Records
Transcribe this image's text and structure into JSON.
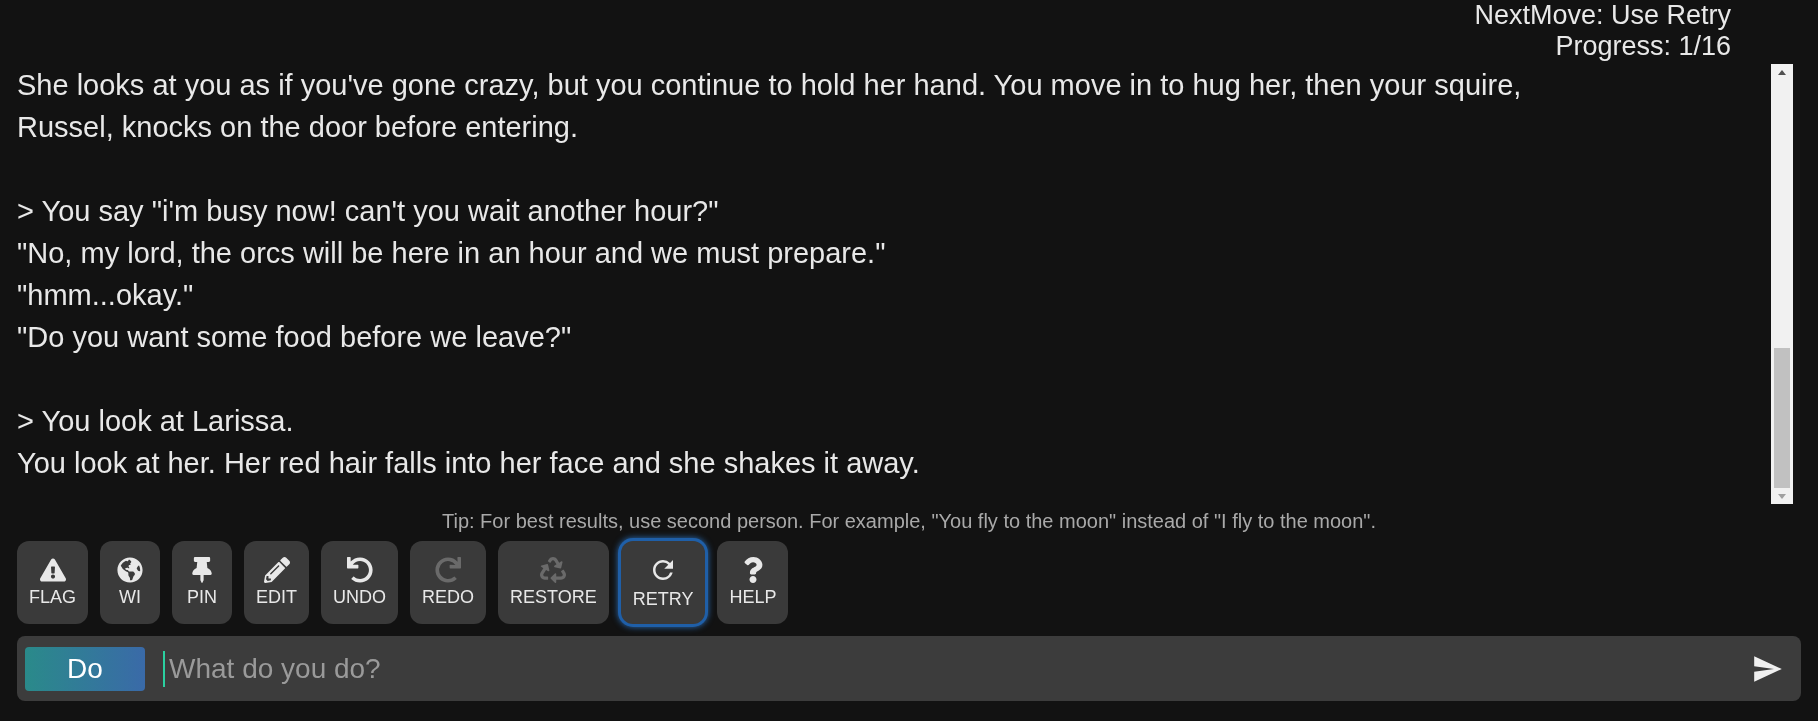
{
  "status": {
    "next_move": "NextMove: Use Retry",
    "progress": "Progress: 1/16"
  },
  "story": [
    {
      "kind": "text",
      "text": "She looks at you as if you've gone crazy, but you continue to hold her hand. You move in to hug her, then your squire, Russel, knocks on the door before entering."
    },
    {
      "kind": "gap"
    },
    {
      "kind": "text",
      "text": "> You say \"i'm busy now! can't you wait another hour?\""
    },
    {
      "kind": "text",
      "text": "\"No, my lord, the orcs will be here in an hour and we must prepare.\""
    },
    {
      "kind": "text",
      "text": "\"hmm...okay.\""
    },
    {
      "kind": "text",
      "text": "\"Do you want some food before we leave?\""
    },
    {
      "kind": "gap"
    },
    {
      "kind": "text",
      "text": "> You look at Larissa."
    },
    {
      "kind": "text",
      "text": "You look at her. Her red hair falls into her face and she shakes it away."
    }
  ],
  "tip": "Tip: For best results, use second person. For example, \"You fly to the moon\" instead of \"I fly to the moon\".",
  "buttons": [
    {
      "label": "FLAG",
      "disabled": false,
      "focused": false
    },
    {
      "label": "WI",
      "disabled": false,
      "focused": false
    },
    {
      "label": "PIN",
      "disabled": false,
      "focused": false
    },
    {
      "label": "EDIT",
      "disabled": false,
      "focused": false
    },
    {
      "label": "UNDO",
      "disabled": false,
      "focused": false
    },
    {
      "label": "REDO",
      "disabled": true,
      "focused": false
    },
    {
      "label": "RESTORE",
      "disabled": true,
      "focused": false
    },
    {
      "label": "RETRY",
      "disabled": false,
      "focused": true
    },
    {
      "label": "HELP",
      "disabled": false,
      "focused": false
    }
  ],
  "input": {
    "mode": "Do",
    "placeholder": "What do you do?"
  }
}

## What you will do
Reproduce every line of the material precisely, omitting its pictures.

## Task result
Transcribe this image's text and structure into JSON.
{
  "status": {
    "next_move": "NextMove: Use Retry",
    "progress": "Progress: 1/16"
  },
  "story": [
    {
      "kind": "text",
      "text": "She looks at you as if you've gone crazy, but you continue to hold her hand. You move in to hug her, then your squire, Russel, knocks on the door before entering."
    },
    {
      "kind": "gap"
    },
    {
      "kind": "text",
      "text": "> You say \"i'm busy now! can't you wait another hour?\""
    },
    {
      "kind": "text",
      "text": "\"No, my lord, the orcs will be here in an hour and we must prepare.\""
    },
    {
      "kind": "text",
      "text": "\"hmm...okay.\""
    },
    {
      "kind": "text",
      "text": "\"Do you want some food before we leave?\""
    },
    {
      "kind": "gap"
    },
    {
      "kind": "text",
      "text": "> You look at Larissa."
    },
    {
      "kind": "text",
      "text": "You look at her. Her red hair falls into her face and she shakes it away."
    }
  ],
  "tip": "Tip: For best results, use second person. For example, \"You fly to the moon\" instead of \"I fly to the moon\".",
  "buttons": [
    {
      "label": "FLAG",
      "disabled": false,
      "focused": false
    },
    {
      "label": "WI",
      "disabled": false,
      "focused": false
    },
    {
      "label": "PIN",
      "disabled": false,
      "focused": false
    },
    {
      "label": "EDIT",
      "disabled": false,
      "focused": false
    },
    {
      "label": "UNDO",
      "disabled": false,
      "focused": false
    },
    {
      "label": "REDO",
      "disabled": true,
      "focused": false
    },
    {
      "label": "RESTORE",
      "disabled": true,
      "focused": false
    },
    {
      "label": "RETRY",
      "disabled": false,
      "focused": true
    },
    {
      "label": "HELP",
      "disabled": false,
      "focused": false
    }
  ],
  "input": {
    "mode": "Do",
    "placeholder": "What do you do?"
  }
}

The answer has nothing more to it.